WHAT TO DO
Nothing in the data should change when you return it, but leave the pictures out.

INPUT FOR THIS TASK
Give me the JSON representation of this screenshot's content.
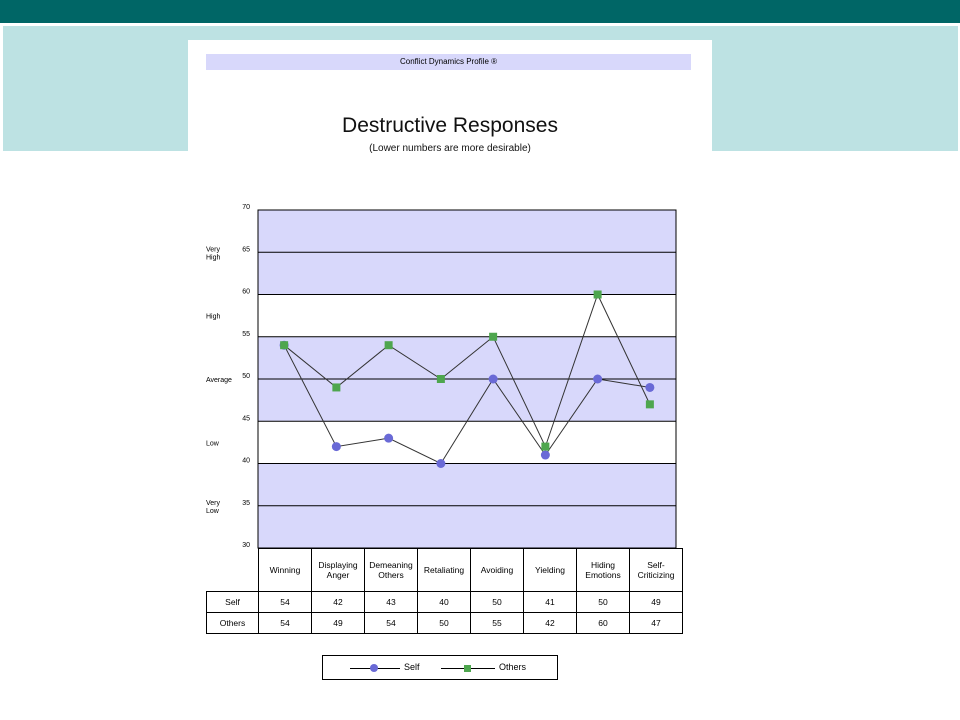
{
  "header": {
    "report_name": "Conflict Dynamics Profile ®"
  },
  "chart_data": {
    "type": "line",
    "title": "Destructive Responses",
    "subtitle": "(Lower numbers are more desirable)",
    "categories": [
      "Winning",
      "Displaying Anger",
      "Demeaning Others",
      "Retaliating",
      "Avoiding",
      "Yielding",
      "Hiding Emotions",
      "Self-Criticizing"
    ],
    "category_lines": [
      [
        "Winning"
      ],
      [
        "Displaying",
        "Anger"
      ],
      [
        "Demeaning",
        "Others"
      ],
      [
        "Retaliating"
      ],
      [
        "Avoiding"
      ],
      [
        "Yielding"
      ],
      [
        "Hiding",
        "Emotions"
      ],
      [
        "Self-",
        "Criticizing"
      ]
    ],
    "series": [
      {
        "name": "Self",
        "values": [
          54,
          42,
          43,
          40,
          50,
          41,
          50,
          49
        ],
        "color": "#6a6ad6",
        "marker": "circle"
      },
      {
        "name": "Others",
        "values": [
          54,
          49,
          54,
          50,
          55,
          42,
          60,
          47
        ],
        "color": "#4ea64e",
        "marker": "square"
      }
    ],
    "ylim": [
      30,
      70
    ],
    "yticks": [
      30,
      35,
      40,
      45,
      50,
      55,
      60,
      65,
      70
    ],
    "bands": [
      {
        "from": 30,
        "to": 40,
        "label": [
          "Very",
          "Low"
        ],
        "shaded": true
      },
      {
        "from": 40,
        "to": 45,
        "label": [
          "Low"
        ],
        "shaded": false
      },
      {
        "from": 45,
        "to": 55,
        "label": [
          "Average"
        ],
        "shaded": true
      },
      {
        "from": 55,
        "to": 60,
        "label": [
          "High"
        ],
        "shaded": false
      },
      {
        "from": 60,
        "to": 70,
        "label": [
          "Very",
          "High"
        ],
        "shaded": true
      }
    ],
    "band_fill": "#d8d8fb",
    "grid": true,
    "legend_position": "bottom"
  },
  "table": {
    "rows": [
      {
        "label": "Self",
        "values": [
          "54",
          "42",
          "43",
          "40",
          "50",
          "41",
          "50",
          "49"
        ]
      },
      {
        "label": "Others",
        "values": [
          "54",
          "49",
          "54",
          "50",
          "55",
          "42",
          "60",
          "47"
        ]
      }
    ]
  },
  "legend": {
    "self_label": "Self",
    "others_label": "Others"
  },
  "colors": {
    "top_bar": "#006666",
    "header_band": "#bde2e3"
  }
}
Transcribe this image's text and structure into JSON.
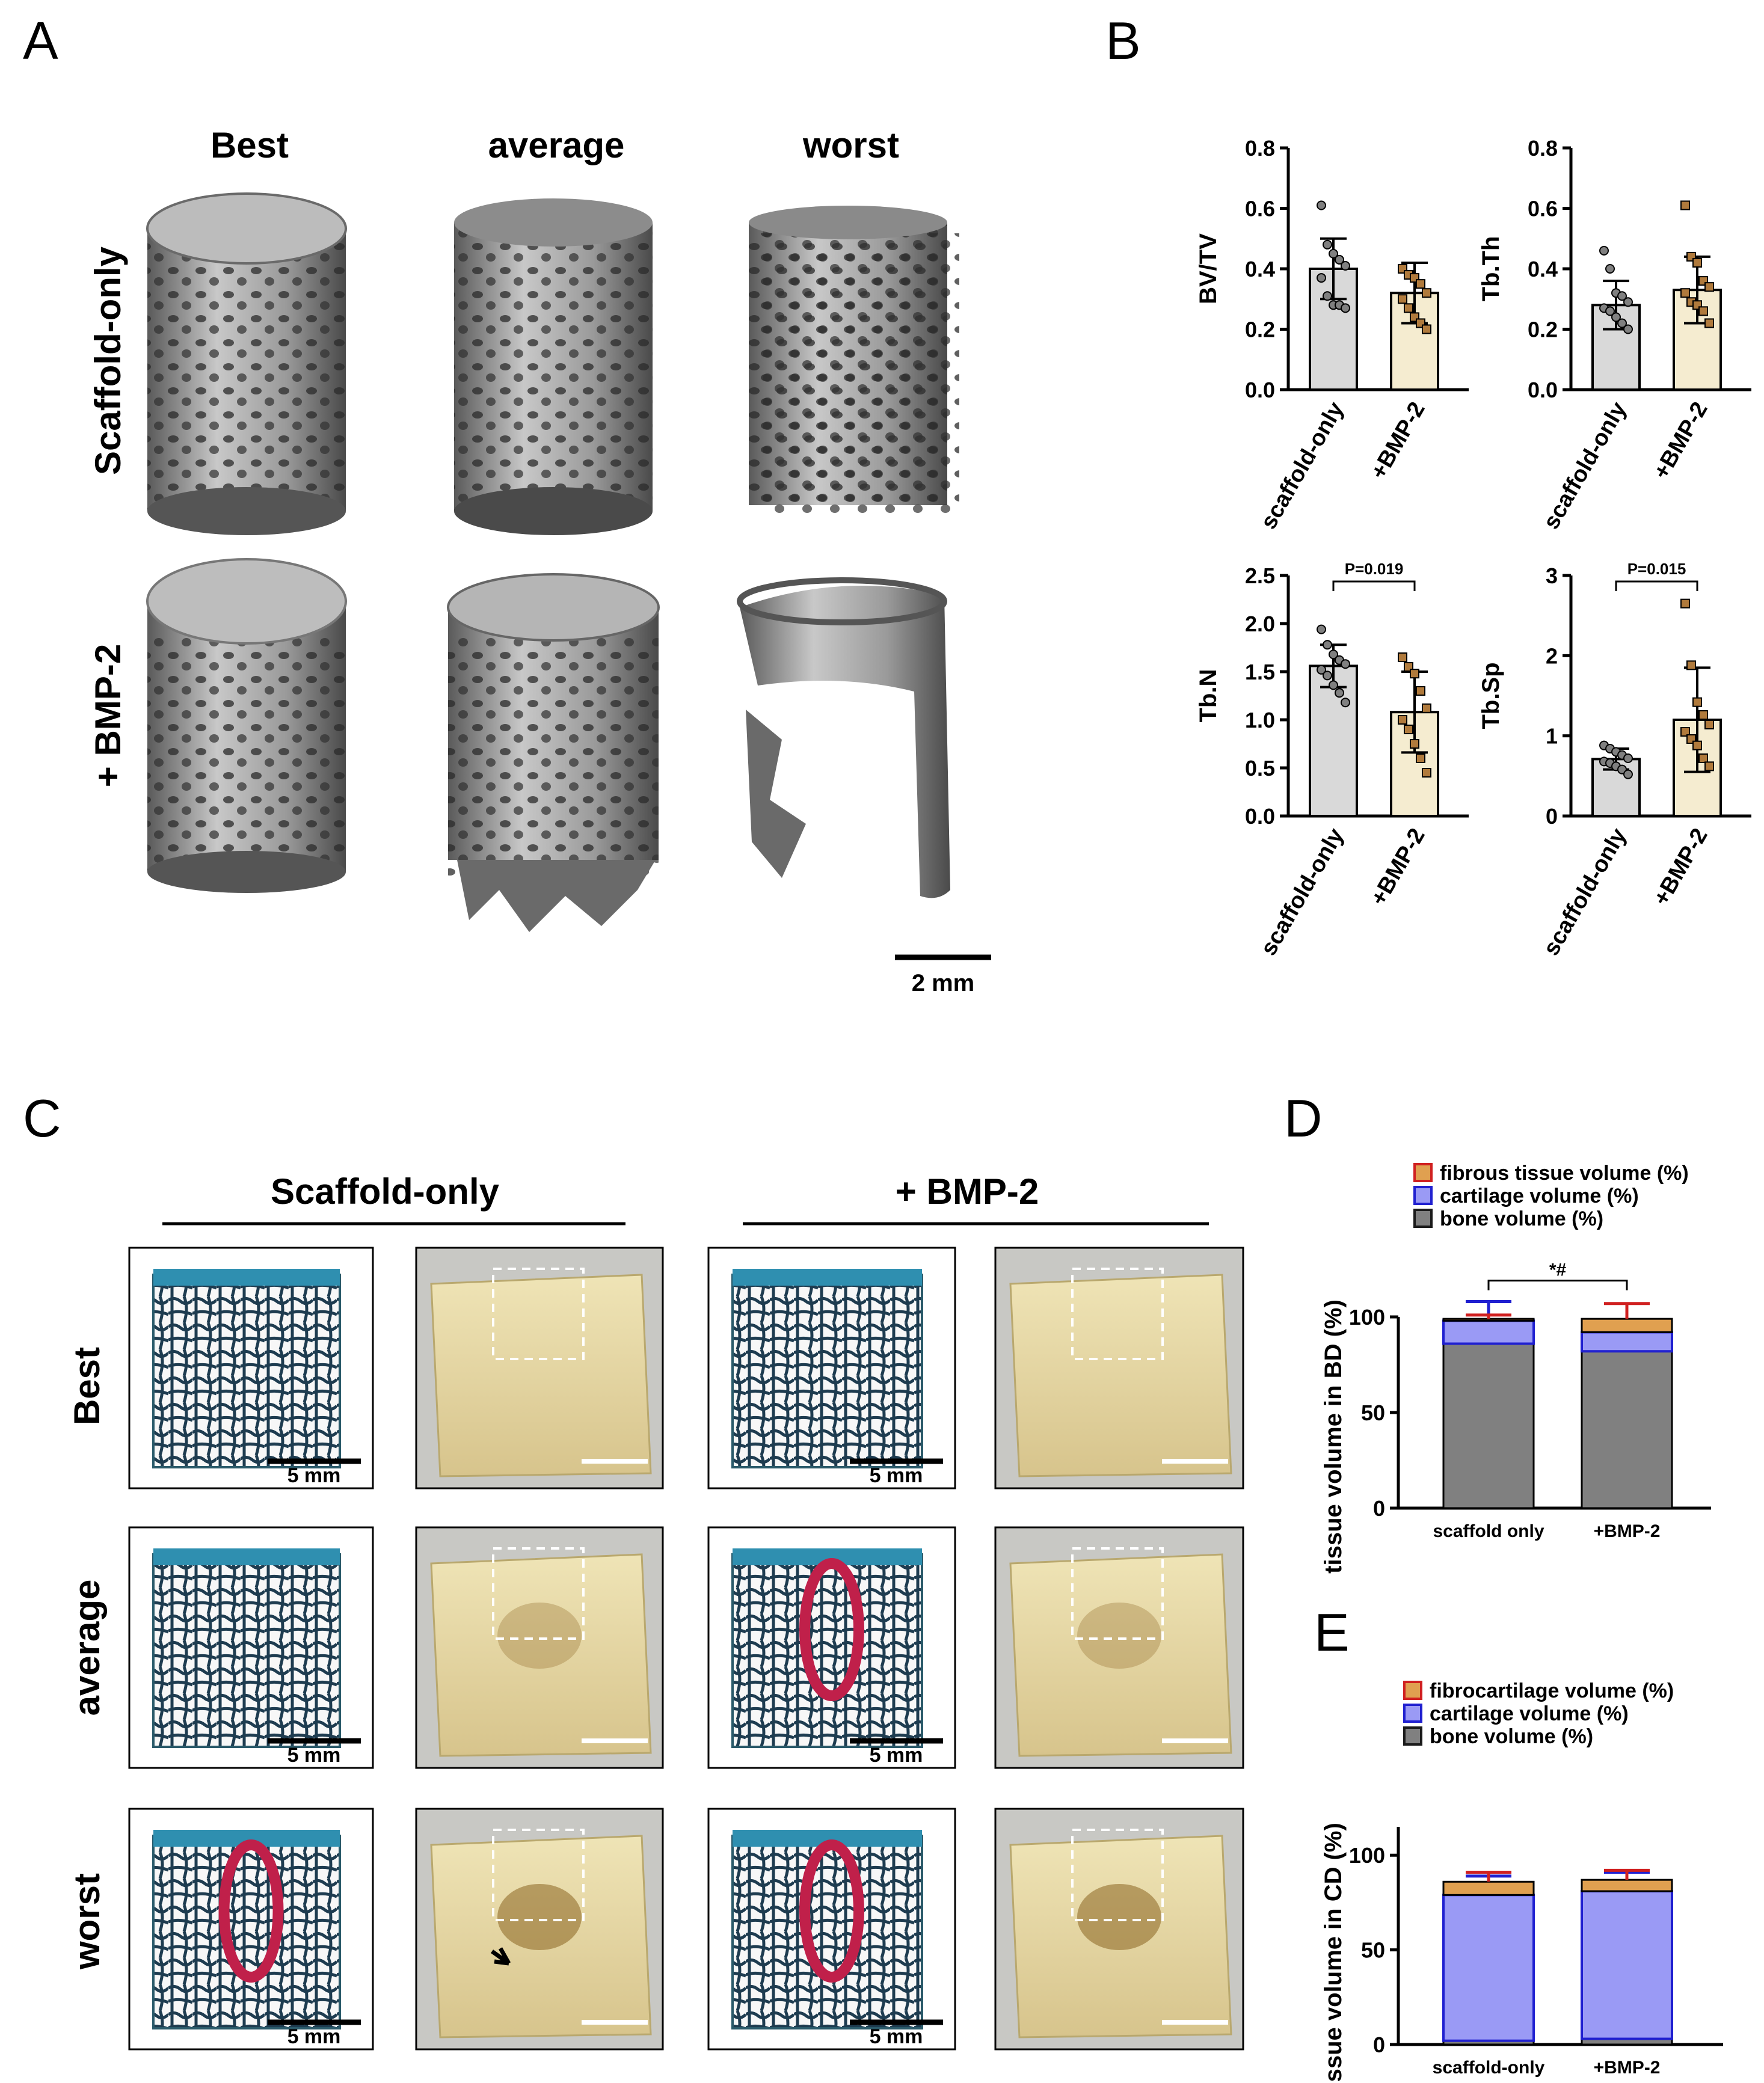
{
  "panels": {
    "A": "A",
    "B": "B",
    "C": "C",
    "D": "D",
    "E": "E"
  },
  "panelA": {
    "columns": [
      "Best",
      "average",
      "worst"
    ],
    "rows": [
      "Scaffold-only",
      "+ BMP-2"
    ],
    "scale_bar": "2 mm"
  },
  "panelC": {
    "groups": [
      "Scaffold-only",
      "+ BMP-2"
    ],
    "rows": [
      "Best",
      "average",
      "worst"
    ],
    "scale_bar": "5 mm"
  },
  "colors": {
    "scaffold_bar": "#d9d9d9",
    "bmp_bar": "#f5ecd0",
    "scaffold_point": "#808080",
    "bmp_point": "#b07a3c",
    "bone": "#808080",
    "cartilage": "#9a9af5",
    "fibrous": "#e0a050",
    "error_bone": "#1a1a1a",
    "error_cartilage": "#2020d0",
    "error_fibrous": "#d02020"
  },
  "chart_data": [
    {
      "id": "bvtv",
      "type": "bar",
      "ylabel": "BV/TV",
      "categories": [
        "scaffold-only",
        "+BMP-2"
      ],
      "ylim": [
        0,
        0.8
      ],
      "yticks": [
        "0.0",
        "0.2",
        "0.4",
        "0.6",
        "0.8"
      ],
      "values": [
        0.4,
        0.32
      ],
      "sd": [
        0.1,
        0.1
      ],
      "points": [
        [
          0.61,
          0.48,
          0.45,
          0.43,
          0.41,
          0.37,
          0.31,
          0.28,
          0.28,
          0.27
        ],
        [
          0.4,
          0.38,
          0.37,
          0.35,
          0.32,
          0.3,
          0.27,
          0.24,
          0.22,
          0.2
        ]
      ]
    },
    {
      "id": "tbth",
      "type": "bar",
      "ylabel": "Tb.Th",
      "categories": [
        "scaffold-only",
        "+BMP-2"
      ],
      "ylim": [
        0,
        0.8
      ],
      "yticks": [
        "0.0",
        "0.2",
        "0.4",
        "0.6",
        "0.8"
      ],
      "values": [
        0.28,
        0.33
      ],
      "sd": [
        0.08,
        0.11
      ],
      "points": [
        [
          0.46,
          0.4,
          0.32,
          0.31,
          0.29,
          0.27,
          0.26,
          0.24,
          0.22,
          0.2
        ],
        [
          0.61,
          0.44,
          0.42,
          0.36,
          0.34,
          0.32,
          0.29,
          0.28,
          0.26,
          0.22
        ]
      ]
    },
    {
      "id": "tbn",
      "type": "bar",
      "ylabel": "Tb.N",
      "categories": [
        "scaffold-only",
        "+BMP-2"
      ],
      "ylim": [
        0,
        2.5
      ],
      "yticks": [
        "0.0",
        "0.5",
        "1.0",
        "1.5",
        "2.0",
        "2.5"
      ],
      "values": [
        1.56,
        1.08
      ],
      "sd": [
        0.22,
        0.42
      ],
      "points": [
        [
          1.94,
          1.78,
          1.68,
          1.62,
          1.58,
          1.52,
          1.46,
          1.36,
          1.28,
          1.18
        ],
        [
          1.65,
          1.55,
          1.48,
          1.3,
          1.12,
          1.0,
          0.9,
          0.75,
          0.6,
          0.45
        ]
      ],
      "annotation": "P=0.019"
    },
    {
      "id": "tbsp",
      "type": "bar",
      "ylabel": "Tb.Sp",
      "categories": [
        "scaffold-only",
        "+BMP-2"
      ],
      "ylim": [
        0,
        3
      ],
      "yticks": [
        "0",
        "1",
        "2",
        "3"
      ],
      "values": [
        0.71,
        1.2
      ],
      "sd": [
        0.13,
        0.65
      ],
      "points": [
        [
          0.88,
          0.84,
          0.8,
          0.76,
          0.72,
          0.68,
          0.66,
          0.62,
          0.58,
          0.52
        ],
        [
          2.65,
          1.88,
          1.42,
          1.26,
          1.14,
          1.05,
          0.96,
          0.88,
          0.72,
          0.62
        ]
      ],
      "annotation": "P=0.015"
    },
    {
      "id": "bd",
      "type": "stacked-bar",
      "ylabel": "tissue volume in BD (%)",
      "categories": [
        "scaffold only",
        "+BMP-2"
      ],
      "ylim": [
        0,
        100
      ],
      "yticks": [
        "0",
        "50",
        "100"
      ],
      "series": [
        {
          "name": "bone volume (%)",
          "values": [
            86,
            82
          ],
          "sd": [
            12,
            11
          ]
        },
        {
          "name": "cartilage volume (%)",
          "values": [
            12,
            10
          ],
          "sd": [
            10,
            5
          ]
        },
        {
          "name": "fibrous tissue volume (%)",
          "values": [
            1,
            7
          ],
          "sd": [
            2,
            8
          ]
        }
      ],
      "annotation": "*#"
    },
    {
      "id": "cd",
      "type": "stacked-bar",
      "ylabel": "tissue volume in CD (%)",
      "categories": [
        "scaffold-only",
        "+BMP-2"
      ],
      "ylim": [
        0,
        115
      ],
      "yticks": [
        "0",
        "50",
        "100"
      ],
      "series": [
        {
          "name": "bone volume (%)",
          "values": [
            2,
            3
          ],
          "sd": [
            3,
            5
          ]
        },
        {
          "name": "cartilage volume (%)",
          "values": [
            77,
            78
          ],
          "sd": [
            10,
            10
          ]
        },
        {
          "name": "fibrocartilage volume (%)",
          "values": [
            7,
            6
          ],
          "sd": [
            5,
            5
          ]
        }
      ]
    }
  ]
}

SOLUTION TO THIS PROBLEM
Give me the JSON representation of this screenshot's content.
{
  "header": {
    "report_name": "Conflict Dynamics Profile ®"
  },
  "chart_data": {
    "type": "line",
    "title": "Destructive Responses",
    "subtitle": "(Lower numbers are more desirable)",
    "categories": [
      "Winning",
      "Displaying Anger",
      "Demeaning Others",
      "Retaliating",
      "Avoiding",
      "Yielding",
      "Hiding Emotions",
      "Self-Criticizing"
    ],
    "category_lines": [
      [
        "Winning"
      ],
      [
        "Displaying",
        "Anger"
      ],
      [
        "Demeaning",
        "Others"
      ],
      [
        "Retaliating"
      ],
      [
        "Avoiding"
      ],
      [
        "Yielding"
      ],
      [
        "Hiding",
        "Emotions"
      ],
      [
        "Self-",
        "Criticizing"
      ]
    ],
    "series": [
      {
        "name": "Self",
        "values": [
          54,
          42,
          43,
          40,
          50,
          41,
          50,
          49
        ],
        "color": "#6a6ad6",
        "marker": "circle"
      },
      {
        "name": "Others",
        "values": [
          54,
          49,
          54,
          50,
          55,
          42,
          60,
          47
        ],
        "color": "#4ea64e",
        "marker": "square"
      }
    ],
    "ylim": [
      30,
      70
    ],
    "yticks": [
      30,
      35,
      40,
      45,
      50,
      55,
      60,
      65,
      70
    ],
    "bands": [
      {
        "from": 30,
        "to": 40,
        "label": [
          "Very",
          "Low"
        ],
        "shaded": true
      },
      {
        "from": 40,
        "to": 45,
        "label": [
          "Low"
        ],
        "shaded": false
      },
      {
        "from": 45,
        "to": 55,
        "label": [
          "Average"
        ],
        "shaded": true
      },
      {
        "from": 55,
        "to": 60,
        "label": [
          "High"
        ],
        "shaded": false
      },
      {
        "from": 60,
        "to": 70,
        "label": [
          "Very",
          "High"
        ],
        "shaded": true
      }
    ],
    "band_fill": "#d8d8fb",
    "grid": true,
    "legend_position": "bottom"
  },
  "table": {
    "rows": [
      {
        "label": "Self",
        "values": [
          "54",
          "42",
          "43",
          "40",
          "50",
          "41",
          "50",
          "49"
        ]
      },
      {
        "label": "Others",
        "values": [
          "54",
          "49",
          "54",
          "50",
          "55",
          "42",
          "60",
          "47"
        ]
      }
    ]
  },
  "legend": {
    "self_label": "Self",
    "others_label": "Others"
  },
  "colors": {
    "top_bar": "#006666",
    "header_band": "#bde2e3"
  }
}
Transcribe this image's text and structure into JSON.
{
  "panels": {
    "A": "A",
    "B": "B",
    "C": "C",
    "D": "D",
    "E": "E"
  },
  "panelA": {
    "columns": [
      "Best",
      "average",
      "worst"
    ],
    "rows": [
      "Scaffold-only",
      "+ BMP-2"
    ],
    "scale_bar": "2 mm"
  },
  "panelC": {
    "groups": [
      "Scaffold-only",
      "+ BMP-2"
    ],
    "rows": [
      "Best",
      "average",
      "worst"
    ],
    "scale_bar": "5 mm"
  },
  "colors": {
    "scaffold_bar": "#d9d9d9",
    "bmp_bar": "#f5ecd0",
    "scaffold_point": "#808080",
    "bmp_point": "#b07a3c",
    "bone": "#808080",
    "cartilage": "#9a9af5",
    "fibrous": "#e0a050",
    "error_bone": "#1a1a1a",
    "error_cartilage": "#2020d0",
    "error_fibrous": "#d02020"
  },
  "chart_data": [
    {
      "id": "bvtv",
      "type": "bar",
      "ylabel": "BV/TV",
      "categories": [
        "scaffold-only",
        "+BMP-2"
      ],
      "ylim": [
        0,
        0.8
      ],
      "yticks": [
        "0.0",
        "0.2",
        "0.4",
        "0.6",
        "0.8"
      ],
      "values": [
        0.4,
        0.32
      ],
      "sd": [
        0.1,
        0.1
      ],
      "points": [
        [
          0.61,
          0.48,
          0.45,
          0.43,
          0.41,
          0.37,
          0.31,
          0.28,
          0.28,
          0.27
        ],
        [
          0.4,
          0.38,
          0.37,
          0.35,
          0.32,
          0.3,
          0.27,
          0.24,
          0.22,
          0.2
        ]
      ]
    },
    {
      "id": "tbth",
      "type": "bar",
      "ylabel": "Tb.Th",
      "categories": [
        "scaffold-only",
        "+BMP-2"
      ],
      "ylim": [
        0,
        0.8
      ],
      "yticks": [
        "0.0",
        "0.2",
        "0.4",
        "0.6",
        "0.8"
      ],
      "values": [
        0.28,
        0.33
      ],
      "sd": [
        0.08,
        0.11
      ],
      "points": [
        [
          0.46,
          0.4,
          0.32,
          0.31,
          0.29,
          0.27,
          0.26,
          0.24,
          0.22,
          0.2
        ],
        [
          0.61,
          0.44,
          0.42,
          0.36,
          0.34,
          0.32,
          0.29,
          0.28,
          0.26,
          0.22
        ]
      ]
    },
    {
      "id": "tbn",
      "type": "bar",
      "ylabel": "Tb.N",
      "categories": [
        "scaffold-only",
        "+BMP-2"
      ],
      "ylim": [
        0,
        2.5
      ],
      "yticks": [
        "0.0",
        "0.5",
        "1.0",
        "1.5",
        "2.0",
        "2.5"
      ],
      "values": [
        1.56,
        1.08
      ],
      "sd": [
        0.22,
        0.42
      ],
      "points": [
        [
          1.94,
          1.78,
          1.68,
          1.62,
          1.58,
          1.52,
          1.46,
          1.36,
          1.28,
          1.18
        ],
        [
          1.65,
          1.55,
          1.48,
          1.3,
          1.12,
          1.0,
          0.9,
          0.75,
          0.6,
          0.45
        ]
      ],
      "annotation": "P=0.019"
    },
    {
      "id": "tbsp",
      "type": "bar",
      "ylabel": "Tb.Sp",
      "categories": [
        "scaffold-only",
        "+BMP-2"
      ],
      "ylim": [
        0,
        3
      ],
      "yticks": [
        "0",
        "1",
        "2",
        "3"
      ],
      "values": [
        0.71,
        1.2
      ],
      "sd": [
        0.13,
        0.65
      ],
      "points": [
        [
          0.88,
          0.84,
          0.8,
          0.76,
          0.72,
          0.68,
          0.66,
          0.62,
          0.58,
          0.52
        ],
        [
          2.65,
          1.88,
          1.42,
          1.26,
          1.14,
          1.05,
          0.96,
          0.88,
          0.72,
          0.62
        ]
      ],
      "annotation": "P=0.015"
    },
    {
      "id": "bd",
      "type": "stacked-bar",
      "ylabel": "tissue volume in BD (%)",
      "categories": [
        "scaffold only",
        "+BMP-2"
      ],
      "ylim": [
        0,
        100
      ],
      "yticks": [
        "0",
        "50",
        "100"
      ],
      "series": [
        {
          "name": "bone volume (%)",
          "values": [
            86,
            82
          ],
          "sd": [
            12,
            11
          ]
        },
        {
          "name": "cartilage volume (%)",
          "values": [
            12,
            10
          ],
          "sd": [
            10,
            5
          ]
        },
        {
          "name": "fibrous tissue volume (%)",
          "values": [
            1,
            7
          ],
          "sd": [
            2,
            8
          ]
        }
      ],
      "annotation": "*#"
    },
    {
      "id": "cd",
      "type": "stacked-bar",
      "ylabel": "tissue volume in CD (%)",
      "categories": [
        "scaffold-only",
        "+BMP-2"
      ],
      "ylim": [
        0,
        115
      ],
      "yticks": [
        "0",
        "50",
        "100"
      ],
      "series": [
        {
          "name": "bone volume (%)",
          "values": [
            2,
            3
          ],
          "sd": [
            3,
            5
          ]
        },
        {
          "name": "cartilage volume (%)",
          "values": [
            77,
            78
          ],
          "sd": [
            10,
            10
          ]
        },
        {
          "name": "fibrocartilage volume (%)",
          "values": [
            7,
            6
          ],
          "sd": [
            5,
            5
          ]
        }
      ]
    }
  ]
}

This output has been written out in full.